■ Task requirements
Output all of the records exactly as written.

(Excerpts from a figure dataset)

>> begin

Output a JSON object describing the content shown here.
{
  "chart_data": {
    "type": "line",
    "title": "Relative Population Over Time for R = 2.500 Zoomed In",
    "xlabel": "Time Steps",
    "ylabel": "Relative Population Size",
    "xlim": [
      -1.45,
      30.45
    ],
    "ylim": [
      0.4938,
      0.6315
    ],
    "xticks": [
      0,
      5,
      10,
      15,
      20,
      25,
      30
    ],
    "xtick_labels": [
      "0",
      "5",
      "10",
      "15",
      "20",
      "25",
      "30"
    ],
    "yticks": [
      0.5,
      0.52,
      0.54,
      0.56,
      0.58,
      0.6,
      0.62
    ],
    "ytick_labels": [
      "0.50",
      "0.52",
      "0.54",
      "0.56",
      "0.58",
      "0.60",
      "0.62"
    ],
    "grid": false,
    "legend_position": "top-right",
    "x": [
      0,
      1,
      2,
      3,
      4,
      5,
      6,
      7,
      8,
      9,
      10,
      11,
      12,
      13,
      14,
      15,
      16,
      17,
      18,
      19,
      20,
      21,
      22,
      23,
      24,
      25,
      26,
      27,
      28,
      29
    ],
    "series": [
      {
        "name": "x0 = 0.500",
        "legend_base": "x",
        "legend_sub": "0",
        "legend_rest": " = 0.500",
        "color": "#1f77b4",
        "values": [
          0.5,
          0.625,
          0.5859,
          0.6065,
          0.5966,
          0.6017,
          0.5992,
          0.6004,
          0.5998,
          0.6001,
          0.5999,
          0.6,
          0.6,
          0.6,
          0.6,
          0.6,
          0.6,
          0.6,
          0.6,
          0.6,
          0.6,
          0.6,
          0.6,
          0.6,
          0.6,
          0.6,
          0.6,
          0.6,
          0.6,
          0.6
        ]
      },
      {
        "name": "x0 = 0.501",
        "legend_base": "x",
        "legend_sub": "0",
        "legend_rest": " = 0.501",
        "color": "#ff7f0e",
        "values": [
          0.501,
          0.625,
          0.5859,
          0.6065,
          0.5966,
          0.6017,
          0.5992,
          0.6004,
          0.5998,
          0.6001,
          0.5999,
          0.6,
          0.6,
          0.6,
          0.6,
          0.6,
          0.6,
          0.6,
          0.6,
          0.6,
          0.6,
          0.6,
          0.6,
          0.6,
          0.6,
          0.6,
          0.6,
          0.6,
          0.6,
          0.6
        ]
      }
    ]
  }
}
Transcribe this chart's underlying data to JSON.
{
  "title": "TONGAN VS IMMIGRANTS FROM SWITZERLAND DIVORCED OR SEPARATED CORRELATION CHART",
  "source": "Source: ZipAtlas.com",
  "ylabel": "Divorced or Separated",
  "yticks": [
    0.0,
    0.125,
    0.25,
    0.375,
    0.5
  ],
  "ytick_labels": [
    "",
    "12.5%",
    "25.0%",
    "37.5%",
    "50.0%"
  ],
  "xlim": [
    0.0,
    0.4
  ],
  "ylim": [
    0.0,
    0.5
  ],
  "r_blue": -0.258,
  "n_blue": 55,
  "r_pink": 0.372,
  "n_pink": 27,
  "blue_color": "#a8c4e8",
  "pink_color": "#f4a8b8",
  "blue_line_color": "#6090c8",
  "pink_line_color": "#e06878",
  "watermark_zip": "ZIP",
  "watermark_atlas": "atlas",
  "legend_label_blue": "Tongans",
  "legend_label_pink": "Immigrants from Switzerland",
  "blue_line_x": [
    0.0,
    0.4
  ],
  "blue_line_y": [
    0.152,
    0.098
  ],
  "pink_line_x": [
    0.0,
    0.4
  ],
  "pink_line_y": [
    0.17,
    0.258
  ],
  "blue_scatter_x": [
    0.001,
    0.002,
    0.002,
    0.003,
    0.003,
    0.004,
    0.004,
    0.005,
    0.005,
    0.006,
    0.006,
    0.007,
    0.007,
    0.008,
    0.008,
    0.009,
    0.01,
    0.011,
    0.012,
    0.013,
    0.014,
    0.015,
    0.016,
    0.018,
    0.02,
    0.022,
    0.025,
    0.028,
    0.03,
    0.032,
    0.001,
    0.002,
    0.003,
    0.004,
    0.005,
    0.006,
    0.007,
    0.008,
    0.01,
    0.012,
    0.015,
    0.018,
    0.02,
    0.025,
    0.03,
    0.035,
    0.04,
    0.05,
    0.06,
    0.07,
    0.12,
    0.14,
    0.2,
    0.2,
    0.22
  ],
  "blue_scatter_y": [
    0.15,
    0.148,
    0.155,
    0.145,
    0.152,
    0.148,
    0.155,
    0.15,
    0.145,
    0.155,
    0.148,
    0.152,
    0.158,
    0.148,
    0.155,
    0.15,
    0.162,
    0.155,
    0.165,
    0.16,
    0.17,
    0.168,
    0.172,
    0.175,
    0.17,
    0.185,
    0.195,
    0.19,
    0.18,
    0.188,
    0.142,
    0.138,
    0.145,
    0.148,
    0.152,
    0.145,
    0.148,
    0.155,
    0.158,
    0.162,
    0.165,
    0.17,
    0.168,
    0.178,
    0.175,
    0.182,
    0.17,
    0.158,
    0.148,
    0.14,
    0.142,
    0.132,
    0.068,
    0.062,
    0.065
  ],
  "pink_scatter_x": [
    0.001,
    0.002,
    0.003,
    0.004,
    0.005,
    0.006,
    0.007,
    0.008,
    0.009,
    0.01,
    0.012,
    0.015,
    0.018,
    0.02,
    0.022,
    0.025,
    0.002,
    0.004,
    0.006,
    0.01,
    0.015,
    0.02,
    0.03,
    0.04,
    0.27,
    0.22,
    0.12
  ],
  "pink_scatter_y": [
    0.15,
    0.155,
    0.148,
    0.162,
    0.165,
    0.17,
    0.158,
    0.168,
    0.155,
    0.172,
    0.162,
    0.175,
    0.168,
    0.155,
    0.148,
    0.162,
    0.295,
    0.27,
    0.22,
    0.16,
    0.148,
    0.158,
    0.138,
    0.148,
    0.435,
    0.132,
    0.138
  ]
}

>> end

■ Final result
Output a JSON object describing the content shown here.
{
  "chart_data": {
    "type": "line",
    "title": "Relative Population Over Time for R = 2.500 Zoomed In",
    "xlabel": "Time Steps",
    "ylabel": "Relative Population Size",
    "xlim": [
      -1.45,
      30.45
    ],
    "ylim": [
      0.4938,
      0.6315
    ],
    "xticks": [
      0,
      5,
      10,
      15,
      20,
      25,
      30
    ],
    "xtick_labels": [
      "0",
      "5",
      "10",
      "15",
      "20",
      "25",
      "30"
    ],
    "yticks": [
      0.5,
      0.52,
      0.54,
      0.56,
      0.58,
      0.6,
      0.62
    ],
    "ytick_labels": [
      "0.50",
      "0.52",
      "0.54",
      "0.56",
      "0.58",
      "0.60",
      "0.62"
    ],
    "grid": false,
    "legend_position": "top-right",
    "x": [
      0,
      1,
      2,
      3,
      4,
      5,
      6,
      7,
      8,
      9,
      10,
      11,
      12,
      13,
      14,
      15,
      16,
      17,
      18,
      19,
      20,
      21,
      22,
      23,
      24,
      25,
      26,
      27,
      28,
      29
    ],
    "series": [
      {
        "name": "x0 = 0.500",
        "legend_base": "x",
        "legend_sub": "0",
        "legend_rest": " = 0.500",
        "color": "#1f77b4",
        "values": [
          0.5,
          0.625,
          0.5859,
          0.6065,
          0.5966,
          0.6017,
          0.5992,
          0.6004,
          0.5998,
          0.6001,
          0.5999,
          0.6,
          0.6,
          0.6,
          0.6,
          0.6,
          0.6,
          0.6,
          0.6,
          0.6,
          0.6,
          0.6,
          0.6,
          0.6,
          0.6,
          0.6,
          0.6,
          0.6,
          0.6,
          0.6
        ]
      },
      {
        "name": "x0 = 0.501",
        "legend_base": "x",
        "legend_sub": "0",
        "legend_rest": " = 0.501",
        "color": "#ff7f0e",
        "values": [
          0.501,
          0.625,
          0.5859,
          0.6065,
          0.5966,
          0.6017,
          0.5992,
          0.6004,
          0.5998,
          0.6001,
          0.5999,
          0.6,
          0.6,
          0.6,
          0.6,
          0.6,
          0.6,
          0.6,
          0.6,
          0.6,
          0.6,
          0.6,
          0.6,
          0.6,
          0.6,
          0.6,
          0.6,
          0.6,
          0.6,
          0.6
        ]
      }
    ]
  }
}
Transcribe this chart's underlying data to JSON.
{
  "title": "TONGAN VS IMMIGRANTS FROM SWITZERLAND DIVORCED OR SEPARATED CORRELATION CHART",
  "source": "Source: ZipAtlas.com",
  "ylabel": "Divorced or Separated",
  "yticks": [
    0.0,
    0.125,
    0.25,
    0.375,
    0.5
  ],
  "ytick_labels": [
    "",
    "12.5%",
    "25.0%",
    "37.5%",
    "50.0%"
  ],
  "xlim": [
    0.0,
    0.4
  ],
  "ylim": [
    0.0,
    0.5
  ],
  "r_blue": -0.258,
  "n_blue": 55,
  "r_pink": 0.372,
  "n_pink": 27,
  "blue_color": "#a8c4e8",
  "pink_color": "#f4a8b8",
  "blue_line_color": "#6090c8",
  "pink_line_color": "#e06878",
  "watermark_zip": "ZIP",
  "watermark_atlas": "atlas",
  "legend_label_blue": "Tongans",
  "legend_label_pink": "Immigrants from Switzerland",
  "blue_line_x": [
    0.0,
    0.4
  ],
  "blue_line_y": [
    0.152,
    0.098
  ],
  "pink_line_x": [
    0.0,
    0.4
  ],
  "pink_line_y": [
    0.17,
    0.258
  ],
  "blue_scatter_x": [
    0.001,
    0.002,
    0.002,
    0.003,
    0.003,
    0.004,
    0.004,
    0.005,
    0.005,
    0.006,
    0.006,
    0.007,
    0.007,
    0.008,
    0.008,
    0.009,
    0.01,
    0.011,
    0.012,
    0.013,
    0.014,
    0.015,
    0.016,
    0.018,
    0.02,
    0.022,
    0.025,
    0.028,
    0.03,
    0.032,
    0.001,
    0.002,
    0.003,
    0.004,
    0.005,
    0.006,
    0.007,
    0.008,
    0.01,
    0.012,
    0.015,
    0.018,
    0.02,
    0.025,
    0.03,
    0.035,
    0.04,
    0.05,
    0.06,
    0.07,
    0.12,
    0.14,
    0.2,
    0.2,
    0.22
  ],
  "blue_scatter_y": [
    0.15,
    0.148,
    0.155,
    0.145,
    0.152,
    0.148,
    0.155,
    0.15,
    0.145,
    0.155,
    0.148,
    0.152,
    0.158,
    0.148,
    0.155,
    0.15,
    0.162,
    0.155,
    0.165,
    0.16,
    0.17,
    0.168,
    0.172,
    0.175,
    0.17,
    0.185,
    0.195,
    0.19,
    0.18,
    0.188,
    0.142,
    0.138,
    0.145,
    0.148,
    0.152,
    0.145,
    0.148,
    0.155,
    0.158,
    0.162,
    0.165,
    0.17,
    0.168,
    0.178,
    0.175,
    0.182,
    0.17,
    0.158,
    0.148,
    0.14,
    0.142,
    0.132,
    0.068,
    0.062,
    0.065
  ],
  "pink_scatter_x": [
    0.001,
    0.002,
    0.003,
    0.004,
    0.005,
    0.006,
    0.007,
    0.008,
    0.009,
    0.01,
    0.012,
    0.015,
    0.018,
    0.02,
    0.022,
    0.025,
    0.002,
    0.004,
    0.006,
    0.01,
    0.015,
    0.02,
    0.03,
    0.04,
    0.27,
    0.22,
    0.12
  ],
  "pink_scatter_y": [
    0.15,
    0.155,
    0.148,
    0.162,
    0.165,
    0.17,
    0.158,
    0.168,
    0.155,
    0.172,
    0.162,
    0.175,
    0.168,
    0.155,
    0.148,
    0.162,
    0.295,
    0.27,
    0.22,
    0.16,
    0.148,
    0.158,
    0.138,
    0.148,
    0.435,
    0.132,
    0.138
  ]
}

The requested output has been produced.